» **WHAT IS EXPECTED**
Each time a line of the listing holds "Staphylococcus", copy that line.

» **INFORMATION PROVIDED**

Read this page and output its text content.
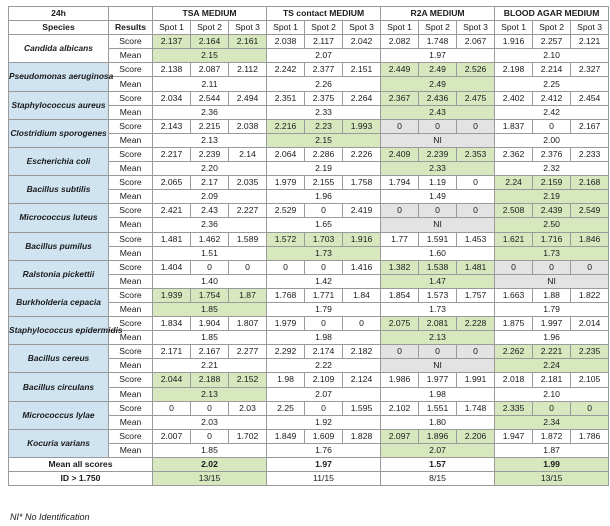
24h		TSA MEDIUM			TS contact MEDIUM			R2A MEDIUM			BLOOD AGAR MEDIUM		
Species	Results	Spot 1	Spot 2	Spot 3	Spot 1	Spot 2	Spot 3	Spot 1	Spot 2	Spot 3	Spot 1	Spot 2	Spot 3
Candida albicans	Score	2.137	2.164	2.161	2.038	2.117	2.042	2.082	1.748	2.067	1.916	2.257	2.121
	Mean	2.15			2.07			1.97			2.10		
Pseudomonas aeruginosa	Score	2.138	2.087	2.112	2.242	2.377	2.151	2.449	2.49	2.526	2.198	2.214	2.327
	Mean	2.11			2.26			2.49			2.25		
Staphylococcus aureus	Score	2.034	2.544	2.494	2.351	2.375	2.264	2.367	2.436	2.475	2.402	2.412	2.454
	Mean	2.36			2.33			2.43			2.42		
Clostridium sporogenes	Score	2.143	2.215	2.038	2.216	2.23	1.993	0	0	0	1.837	0	2.167
	Mean	2.13			2.15			NI			2.00		
Escherichia coli	Score	2.217	2.239	2.14	2.064	2.286	2.226	2.409	2.239	2.353	2.362	2.376	2.233
	Mean	2.20			2.19			2.33			2.32		
Bacillus subtilis	Score	2.065	2.17	2.035	1.979	2.155	1.758	1.794	1.19	0	2.24	2.159	2.168
	Mean	2.09			1.96			1.49			2.19		
Micrococcus luteus	Score	2.421	2.43	2.227	2.529	0	2.419	0	0	0	2.508	2.439	2.549
	Mean	2.36			1.65			NI			2.50		
Bacillus pumilus	Score	1.481	1.462	1.589	1.572	1.703	1.916	1.77	1.591	1.453	1.621	1.716	1.846
	Mean	1.51			1.73			1.60			1.73		
Ralstonia pickettii	Score	1.404	0	0	0	0	1.416	1.382	1.538	1.481	0	0	0
	Mean	1.40			1.42			1.47			NI		
Burkholderia cepacia	Score	1.939	1.754	1.87	1.768	1.771	1.84	1.854	1.573	1.757	1.663	1.88	1.822
	Mean	1.85			1.79			1.73			1.79		
Staphylococcus epidermidis	Score	1.834	1.904	1.807	1.979	0	0	2.075	2.081	2.228	1.875	1.997	2.014
	Mean	1.85			1.98			2.13			1.96		
Bacillus cereus	Score	2.171	2.167	2.277	2.292	2.174	2.182	0	0	0	2.262	2.221	2.235
	Mean	2.21			2.22			NI			2.24		
Bacillus circulans	Score	2.044	2.188	2.152	1.98	2.109	2.124	1.986	1.977	1.991	2.018	2.181	2.105
	Mean	2.13			2.07			1.98			2.10		
Micrococcus lylae	Score	0	0	2.03	2.25	0	1.595	2.102	1.551	1.748	2.335	0	0
	Mean	2.03			1.92			1.80			2.34		
Kocuria varians	Score	2.007	0	1.702	1.849	1.609	1.828	2.097	1.896	2.206	1.947	1.872	1.786
	Mean	1.85			1.76			2.07			1.87		
Mean all scores		2.02			1.97			1.57			1.99		
ID > 1.750		13/15			11/15			8/15			13/15		
NI* No Identification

» **RESPONSE FOR THIS EXERCISE**
Staphylococcus aureus	Score	2.034	2.544	2.494	2.351	2.375	2.264	2.367	2.436	2.475	2.402	2.412	2.454
Staphylococcus epidermidis	Score	1.834	1.904	1.807	1.979	0	0	2.075	2.081	2.228	1.875	1.997	2.014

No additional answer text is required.